» Exercise input
#####

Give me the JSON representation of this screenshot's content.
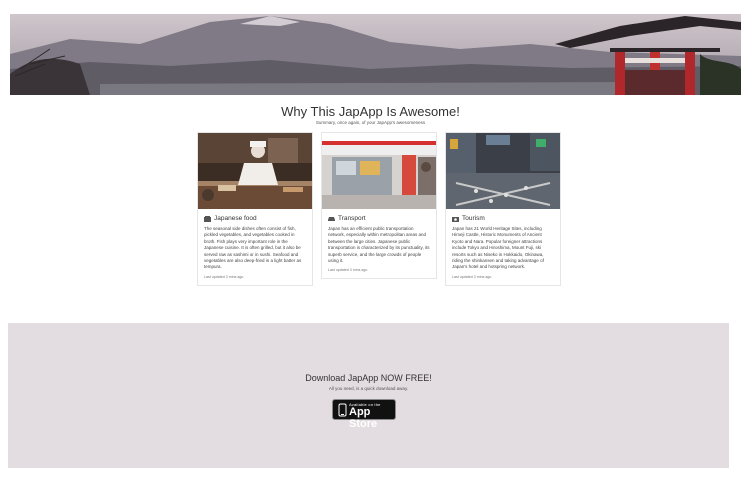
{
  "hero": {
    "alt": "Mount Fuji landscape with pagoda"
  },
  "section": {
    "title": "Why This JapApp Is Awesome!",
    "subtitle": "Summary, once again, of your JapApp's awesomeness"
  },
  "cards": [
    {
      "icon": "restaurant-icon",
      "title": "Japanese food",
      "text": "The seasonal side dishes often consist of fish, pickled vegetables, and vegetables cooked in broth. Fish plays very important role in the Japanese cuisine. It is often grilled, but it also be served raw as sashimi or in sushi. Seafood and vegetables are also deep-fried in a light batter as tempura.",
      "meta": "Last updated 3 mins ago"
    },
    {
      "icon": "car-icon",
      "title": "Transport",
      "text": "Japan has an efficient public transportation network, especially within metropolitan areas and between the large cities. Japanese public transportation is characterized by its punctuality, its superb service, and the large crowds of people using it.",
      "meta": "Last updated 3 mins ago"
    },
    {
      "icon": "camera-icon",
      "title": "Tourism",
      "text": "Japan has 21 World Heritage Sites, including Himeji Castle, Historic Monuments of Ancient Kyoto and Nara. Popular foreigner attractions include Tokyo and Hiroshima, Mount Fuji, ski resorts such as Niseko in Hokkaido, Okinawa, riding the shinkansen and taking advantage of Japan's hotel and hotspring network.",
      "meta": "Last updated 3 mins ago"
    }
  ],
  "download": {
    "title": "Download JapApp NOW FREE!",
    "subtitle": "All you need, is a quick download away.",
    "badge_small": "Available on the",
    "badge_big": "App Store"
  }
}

#####

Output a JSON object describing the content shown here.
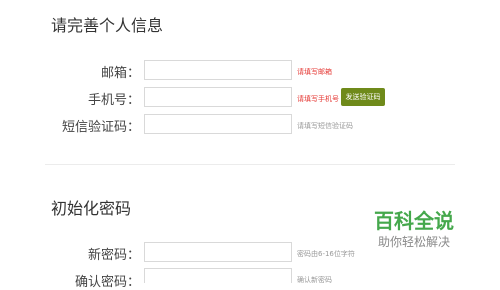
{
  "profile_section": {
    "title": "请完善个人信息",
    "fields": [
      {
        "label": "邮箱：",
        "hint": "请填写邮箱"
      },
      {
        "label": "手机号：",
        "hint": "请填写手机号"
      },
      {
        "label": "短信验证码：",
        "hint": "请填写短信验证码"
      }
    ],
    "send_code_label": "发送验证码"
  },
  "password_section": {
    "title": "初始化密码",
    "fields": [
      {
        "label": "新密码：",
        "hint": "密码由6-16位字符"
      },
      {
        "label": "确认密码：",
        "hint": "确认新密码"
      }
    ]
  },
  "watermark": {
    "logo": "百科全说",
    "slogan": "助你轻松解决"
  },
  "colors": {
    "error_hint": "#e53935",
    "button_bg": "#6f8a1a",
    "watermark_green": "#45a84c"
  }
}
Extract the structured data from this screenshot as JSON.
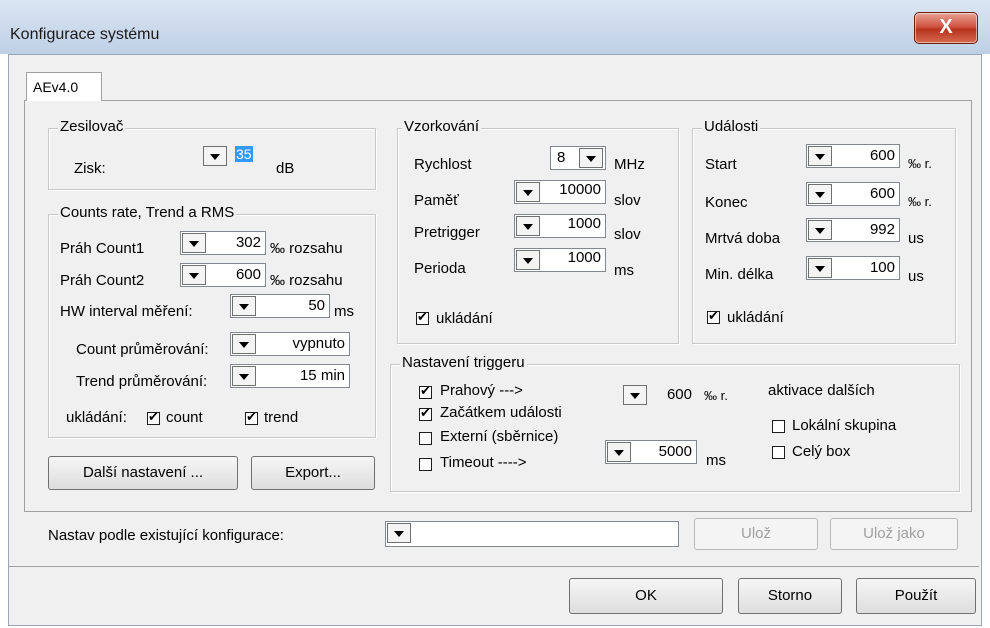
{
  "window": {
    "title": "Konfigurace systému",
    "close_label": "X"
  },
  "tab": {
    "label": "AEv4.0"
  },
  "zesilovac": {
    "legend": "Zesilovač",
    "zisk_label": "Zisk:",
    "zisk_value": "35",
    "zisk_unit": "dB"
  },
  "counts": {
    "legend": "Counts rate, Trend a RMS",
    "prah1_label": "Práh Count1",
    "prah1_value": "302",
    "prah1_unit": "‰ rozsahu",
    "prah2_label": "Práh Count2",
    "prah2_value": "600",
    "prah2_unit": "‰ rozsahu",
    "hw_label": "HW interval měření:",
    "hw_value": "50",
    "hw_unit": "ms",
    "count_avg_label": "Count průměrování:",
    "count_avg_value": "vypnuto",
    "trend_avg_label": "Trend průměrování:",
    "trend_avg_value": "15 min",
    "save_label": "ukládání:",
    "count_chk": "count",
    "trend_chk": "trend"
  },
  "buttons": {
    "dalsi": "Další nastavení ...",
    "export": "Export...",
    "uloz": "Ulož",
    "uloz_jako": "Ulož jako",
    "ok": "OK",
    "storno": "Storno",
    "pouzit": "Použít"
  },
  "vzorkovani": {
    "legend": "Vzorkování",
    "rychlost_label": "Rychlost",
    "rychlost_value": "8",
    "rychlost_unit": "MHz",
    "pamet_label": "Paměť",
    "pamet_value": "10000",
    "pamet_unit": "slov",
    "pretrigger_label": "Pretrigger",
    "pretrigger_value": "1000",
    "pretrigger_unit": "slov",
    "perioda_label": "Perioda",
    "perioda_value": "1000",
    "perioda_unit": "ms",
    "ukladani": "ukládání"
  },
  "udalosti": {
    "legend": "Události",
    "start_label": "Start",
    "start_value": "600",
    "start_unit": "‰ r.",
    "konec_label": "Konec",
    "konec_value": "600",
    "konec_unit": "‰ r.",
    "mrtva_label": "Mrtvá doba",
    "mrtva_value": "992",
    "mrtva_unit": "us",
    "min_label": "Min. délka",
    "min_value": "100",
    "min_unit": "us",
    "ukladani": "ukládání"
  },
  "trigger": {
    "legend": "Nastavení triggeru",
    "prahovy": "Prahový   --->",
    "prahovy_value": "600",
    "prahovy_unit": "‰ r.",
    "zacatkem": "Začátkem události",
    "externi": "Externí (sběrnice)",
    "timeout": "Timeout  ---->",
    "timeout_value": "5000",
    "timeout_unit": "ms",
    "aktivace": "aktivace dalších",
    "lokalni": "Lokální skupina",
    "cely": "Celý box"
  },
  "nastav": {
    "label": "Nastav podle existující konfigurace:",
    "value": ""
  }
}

#####

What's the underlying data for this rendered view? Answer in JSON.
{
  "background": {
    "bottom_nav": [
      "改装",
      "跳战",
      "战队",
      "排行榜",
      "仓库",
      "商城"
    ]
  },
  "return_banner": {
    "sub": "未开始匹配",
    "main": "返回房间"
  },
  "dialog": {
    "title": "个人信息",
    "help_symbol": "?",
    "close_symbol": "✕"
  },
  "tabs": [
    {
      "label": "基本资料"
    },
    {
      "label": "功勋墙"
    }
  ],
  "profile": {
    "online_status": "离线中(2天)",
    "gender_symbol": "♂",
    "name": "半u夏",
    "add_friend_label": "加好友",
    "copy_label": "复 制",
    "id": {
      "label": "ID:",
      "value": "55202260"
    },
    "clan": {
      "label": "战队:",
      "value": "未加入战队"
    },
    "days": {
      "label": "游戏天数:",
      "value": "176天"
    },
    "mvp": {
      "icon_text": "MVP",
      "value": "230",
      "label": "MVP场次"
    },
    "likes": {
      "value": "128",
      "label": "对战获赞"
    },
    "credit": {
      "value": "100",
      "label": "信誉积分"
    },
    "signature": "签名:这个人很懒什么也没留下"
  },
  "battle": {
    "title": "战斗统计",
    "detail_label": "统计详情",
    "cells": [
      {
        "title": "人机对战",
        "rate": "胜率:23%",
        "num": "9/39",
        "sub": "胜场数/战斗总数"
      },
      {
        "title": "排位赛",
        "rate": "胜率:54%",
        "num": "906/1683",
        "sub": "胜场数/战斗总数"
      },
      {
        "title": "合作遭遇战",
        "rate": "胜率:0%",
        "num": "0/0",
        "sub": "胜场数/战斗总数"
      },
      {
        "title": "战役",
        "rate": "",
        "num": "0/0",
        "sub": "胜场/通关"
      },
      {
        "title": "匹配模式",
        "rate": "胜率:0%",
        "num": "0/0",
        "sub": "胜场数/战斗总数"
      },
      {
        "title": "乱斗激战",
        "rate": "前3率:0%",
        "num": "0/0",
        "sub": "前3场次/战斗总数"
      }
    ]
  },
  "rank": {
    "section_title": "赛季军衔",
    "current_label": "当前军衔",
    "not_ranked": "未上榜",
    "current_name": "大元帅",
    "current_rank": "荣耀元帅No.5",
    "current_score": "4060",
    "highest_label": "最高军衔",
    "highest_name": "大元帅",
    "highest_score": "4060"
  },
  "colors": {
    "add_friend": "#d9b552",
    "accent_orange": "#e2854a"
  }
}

#####

» Exercise requirements
Among the entries above, how many lines hold the string "Fuji"? Give the number by itself.

» Output
2